MATERIAL SUPPLIED –
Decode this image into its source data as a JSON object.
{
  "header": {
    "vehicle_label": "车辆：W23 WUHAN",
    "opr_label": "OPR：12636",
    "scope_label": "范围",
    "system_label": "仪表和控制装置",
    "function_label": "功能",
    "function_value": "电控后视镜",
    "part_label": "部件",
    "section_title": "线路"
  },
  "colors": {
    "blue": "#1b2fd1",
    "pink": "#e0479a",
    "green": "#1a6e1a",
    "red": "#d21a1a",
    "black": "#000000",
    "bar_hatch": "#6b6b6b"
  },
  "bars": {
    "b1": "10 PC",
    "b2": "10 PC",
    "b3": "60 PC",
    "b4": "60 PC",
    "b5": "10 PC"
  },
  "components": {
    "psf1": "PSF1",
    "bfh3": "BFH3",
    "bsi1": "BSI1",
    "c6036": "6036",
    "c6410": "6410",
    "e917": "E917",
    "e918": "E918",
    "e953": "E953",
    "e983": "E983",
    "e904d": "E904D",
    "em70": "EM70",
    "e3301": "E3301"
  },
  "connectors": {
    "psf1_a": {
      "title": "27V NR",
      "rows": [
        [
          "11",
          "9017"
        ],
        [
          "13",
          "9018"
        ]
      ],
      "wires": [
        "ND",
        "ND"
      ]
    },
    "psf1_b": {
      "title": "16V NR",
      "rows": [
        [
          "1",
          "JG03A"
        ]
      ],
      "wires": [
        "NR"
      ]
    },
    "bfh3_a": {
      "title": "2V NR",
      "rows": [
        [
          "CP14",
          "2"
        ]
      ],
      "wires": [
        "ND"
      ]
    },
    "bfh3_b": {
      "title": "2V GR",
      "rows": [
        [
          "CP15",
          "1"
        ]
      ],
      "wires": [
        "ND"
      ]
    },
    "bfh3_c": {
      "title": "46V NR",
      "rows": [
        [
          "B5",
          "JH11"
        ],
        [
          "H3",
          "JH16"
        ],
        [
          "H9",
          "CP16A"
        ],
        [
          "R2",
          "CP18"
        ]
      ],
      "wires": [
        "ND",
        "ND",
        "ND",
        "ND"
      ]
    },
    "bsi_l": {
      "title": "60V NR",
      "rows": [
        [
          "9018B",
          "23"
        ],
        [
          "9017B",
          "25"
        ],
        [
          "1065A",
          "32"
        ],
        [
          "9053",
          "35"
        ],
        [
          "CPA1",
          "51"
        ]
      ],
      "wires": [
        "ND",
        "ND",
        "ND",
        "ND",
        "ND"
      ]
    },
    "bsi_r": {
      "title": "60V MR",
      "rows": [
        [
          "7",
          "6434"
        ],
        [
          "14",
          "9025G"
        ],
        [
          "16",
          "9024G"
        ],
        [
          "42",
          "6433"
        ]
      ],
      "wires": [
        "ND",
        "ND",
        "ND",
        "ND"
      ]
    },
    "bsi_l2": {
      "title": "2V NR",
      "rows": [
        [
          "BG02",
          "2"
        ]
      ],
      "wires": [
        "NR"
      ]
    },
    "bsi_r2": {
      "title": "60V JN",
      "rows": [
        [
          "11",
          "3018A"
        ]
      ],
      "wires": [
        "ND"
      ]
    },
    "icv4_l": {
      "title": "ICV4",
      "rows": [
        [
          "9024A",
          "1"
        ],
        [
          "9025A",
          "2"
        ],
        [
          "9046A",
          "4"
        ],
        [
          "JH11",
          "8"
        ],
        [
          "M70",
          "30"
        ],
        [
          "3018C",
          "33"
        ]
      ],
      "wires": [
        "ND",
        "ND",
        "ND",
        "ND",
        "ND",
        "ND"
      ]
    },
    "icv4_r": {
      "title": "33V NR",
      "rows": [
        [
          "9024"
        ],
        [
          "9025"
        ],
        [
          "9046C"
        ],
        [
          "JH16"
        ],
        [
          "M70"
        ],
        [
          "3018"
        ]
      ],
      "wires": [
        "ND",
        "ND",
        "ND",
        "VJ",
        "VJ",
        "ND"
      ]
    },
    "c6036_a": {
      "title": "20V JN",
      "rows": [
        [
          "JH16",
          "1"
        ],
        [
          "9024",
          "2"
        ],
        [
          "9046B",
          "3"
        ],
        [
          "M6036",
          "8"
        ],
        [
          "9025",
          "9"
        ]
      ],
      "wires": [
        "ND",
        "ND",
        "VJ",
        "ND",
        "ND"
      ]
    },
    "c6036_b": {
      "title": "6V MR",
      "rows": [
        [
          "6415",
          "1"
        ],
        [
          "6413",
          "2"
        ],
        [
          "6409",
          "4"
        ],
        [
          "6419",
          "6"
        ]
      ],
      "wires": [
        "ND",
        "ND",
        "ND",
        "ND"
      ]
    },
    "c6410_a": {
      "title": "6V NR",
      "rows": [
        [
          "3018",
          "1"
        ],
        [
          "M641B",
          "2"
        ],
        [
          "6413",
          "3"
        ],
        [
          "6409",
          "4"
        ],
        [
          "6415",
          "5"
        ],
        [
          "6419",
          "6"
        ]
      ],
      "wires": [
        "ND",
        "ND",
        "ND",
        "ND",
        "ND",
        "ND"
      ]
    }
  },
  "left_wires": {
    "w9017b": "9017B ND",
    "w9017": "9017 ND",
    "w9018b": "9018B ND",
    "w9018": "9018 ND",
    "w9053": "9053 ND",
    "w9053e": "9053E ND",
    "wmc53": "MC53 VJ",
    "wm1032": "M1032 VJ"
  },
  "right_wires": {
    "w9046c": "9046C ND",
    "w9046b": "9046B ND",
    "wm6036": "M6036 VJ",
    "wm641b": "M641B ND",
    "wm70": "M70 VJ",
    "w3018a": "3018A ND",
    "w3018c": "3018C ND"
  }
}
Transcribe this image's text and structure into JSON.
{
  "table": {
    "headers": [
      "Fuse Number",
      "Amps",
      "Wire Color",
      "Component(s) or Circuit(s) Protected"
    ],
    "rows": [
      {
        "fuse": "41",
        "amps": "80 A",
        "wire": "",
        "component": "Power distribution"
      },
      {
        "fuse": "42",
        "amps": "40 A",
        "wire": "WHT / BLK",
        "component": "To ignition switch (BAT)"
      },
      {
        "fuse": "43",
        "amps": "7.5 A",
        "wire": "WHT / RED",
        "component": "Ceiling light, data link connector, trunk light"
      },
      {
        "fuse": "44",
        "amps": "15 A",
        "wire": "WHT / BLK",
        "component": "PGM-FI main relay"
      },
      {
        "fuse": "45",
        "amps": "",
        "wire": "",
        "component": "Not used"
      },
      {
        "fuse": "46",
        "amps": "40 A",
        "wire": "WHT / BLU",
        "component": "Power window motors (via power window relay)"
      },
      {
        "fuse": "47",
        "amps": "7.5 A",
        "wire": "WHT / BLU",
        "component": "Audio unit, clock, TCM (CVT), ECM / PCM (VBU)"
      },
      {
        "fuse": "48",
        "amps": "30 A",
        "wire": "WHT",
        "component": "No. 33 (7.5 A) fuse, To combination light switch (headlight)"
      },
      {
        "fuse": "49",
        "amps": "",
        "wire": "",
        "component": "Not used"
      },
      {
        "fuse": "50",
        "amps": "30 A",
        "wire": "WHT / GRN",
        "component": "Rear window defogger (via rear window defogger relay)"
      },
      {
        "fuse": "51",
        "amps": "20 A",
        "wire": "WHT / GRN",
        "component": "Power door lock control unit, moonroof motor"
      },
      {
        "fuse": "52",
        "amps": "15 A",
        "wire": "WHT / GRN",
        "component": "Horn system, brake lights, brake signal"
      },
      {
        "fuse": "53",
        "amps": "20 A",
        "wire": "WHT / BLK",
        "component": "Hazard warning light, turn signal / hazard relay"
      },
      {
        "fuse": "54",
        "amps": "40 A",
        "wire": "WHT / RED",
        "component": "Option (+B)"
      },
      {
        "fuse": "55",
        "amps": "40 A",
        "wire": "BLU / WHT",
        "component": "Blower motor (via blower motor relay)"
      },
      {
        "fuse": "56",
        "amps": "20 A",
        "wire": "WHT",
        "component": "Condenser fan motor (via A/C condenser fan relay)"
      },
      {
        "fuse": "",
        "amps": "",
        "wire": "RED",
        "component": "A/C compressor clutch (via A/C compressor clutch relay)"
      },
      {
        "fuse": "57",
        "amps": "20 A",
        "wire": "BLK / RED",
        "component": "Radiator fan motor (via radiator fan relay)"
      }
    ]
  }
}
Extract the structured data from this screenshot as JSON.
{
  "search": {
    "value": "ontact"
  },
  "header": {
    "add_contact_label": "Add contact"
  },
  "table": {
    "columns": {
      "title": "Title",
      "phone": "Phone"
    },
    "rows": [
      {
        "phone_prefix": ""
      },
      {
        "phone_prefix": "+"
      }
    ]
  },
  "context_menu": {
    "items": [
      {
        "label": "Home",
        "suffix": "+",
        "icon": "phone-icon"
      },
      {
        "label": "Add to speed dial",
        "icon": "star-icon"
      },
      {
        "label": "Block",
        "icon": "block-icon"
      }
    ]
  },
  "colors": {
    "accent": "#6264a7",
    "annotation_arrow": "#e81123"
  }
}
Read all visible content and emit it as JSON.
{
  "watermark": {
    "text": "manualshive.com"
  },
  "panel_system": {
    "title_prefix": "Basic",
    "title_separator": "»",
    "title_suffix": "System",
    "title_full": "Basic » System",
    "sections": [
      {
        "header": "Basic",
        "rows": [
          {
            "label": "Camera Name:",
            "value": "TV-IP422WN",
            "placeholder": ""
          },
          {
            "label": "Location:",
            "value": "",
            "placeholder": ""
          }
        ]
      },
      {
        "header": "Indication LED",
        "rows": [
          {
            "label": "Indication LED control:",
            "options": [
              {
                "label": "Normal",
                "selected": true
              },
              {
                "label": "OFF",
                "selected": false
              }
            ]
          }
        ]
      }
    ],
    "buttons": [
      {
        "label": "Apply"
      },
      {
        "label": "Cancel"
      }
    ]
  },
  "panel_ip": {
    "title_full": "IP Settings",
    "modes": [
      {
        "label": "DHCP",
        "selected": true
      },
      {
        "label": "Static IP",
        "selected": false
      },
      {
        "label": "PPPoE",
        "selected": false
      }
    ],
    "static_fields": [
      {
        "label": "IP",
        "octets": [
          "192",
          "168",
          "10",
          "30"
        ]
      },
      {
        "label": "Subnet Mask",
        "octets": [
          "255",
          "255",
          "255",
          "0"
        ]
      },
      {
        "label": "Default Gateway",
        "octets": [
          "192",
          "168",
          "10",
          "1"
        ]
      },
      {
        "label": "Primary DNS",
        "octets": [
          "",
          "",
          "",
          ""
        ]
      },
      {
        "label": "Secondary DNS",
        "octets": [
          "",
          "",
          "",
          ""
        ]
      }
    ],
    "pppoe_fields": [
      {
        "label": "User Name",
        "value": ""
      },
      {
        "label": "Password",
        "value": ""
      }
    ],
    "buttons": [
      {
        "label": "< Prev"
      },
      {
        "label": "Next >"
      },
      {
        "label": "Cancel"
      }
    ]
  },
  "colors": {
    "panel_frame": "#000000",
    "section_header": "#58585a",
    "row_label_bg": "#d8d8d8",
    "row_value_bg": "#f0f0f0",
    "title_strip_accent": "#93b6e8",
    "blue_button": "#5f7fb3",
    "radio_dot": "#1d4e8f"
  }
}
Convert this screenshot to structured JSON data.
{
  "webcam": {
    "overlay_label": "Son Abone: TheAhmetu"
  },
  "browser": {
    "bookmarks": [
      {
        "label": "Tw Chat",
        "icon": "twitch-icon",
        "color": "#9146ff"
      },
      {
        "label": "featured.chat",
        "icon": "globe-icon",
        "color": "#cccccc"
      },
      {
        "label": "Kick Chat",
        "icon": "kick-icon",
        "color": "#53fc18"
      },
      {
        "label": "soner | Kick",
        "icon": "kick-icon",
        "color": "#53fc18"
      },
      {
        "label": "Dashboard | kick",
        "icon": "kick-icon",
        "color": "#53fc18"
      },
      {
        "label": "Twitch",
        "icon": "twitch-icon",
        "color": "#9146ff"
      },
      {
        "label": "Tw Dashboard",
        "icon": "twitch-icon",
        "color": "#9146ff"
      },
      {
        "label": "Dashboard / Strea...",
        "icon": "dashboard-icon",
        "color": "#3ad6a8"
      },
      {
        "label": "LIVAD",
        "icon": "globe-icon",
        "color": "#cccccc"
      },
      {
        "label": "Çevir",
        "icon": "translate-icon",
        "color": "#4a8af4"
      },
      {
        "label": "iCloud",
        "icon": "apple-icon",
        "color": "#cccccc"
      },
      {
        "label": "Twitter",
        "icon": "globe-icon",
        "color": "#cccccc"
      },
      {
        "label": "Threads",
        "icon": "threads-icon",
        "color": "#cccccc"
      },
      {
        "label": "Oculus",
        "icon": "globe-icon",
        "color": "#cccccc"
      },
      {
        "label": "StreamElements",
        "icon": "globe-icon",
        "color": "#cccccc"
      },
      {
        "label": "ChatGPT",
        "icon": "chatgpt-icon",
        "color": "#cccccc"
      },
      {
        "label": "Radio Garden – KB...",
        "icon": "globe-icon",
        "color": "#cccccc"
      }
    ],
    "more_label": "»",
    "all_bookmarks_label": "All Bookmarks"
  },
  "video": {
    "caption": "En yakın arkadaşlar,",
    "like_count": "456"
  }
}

TASK TO CARRY OUT – Go through the records. Copy each line where "Power" appears.

EXPECTED ANSWER –
        "component": "Power distribution"
        "component": "Power window motors (via power window relay)"
        "component": "Power door lock control unit, moonroof motor"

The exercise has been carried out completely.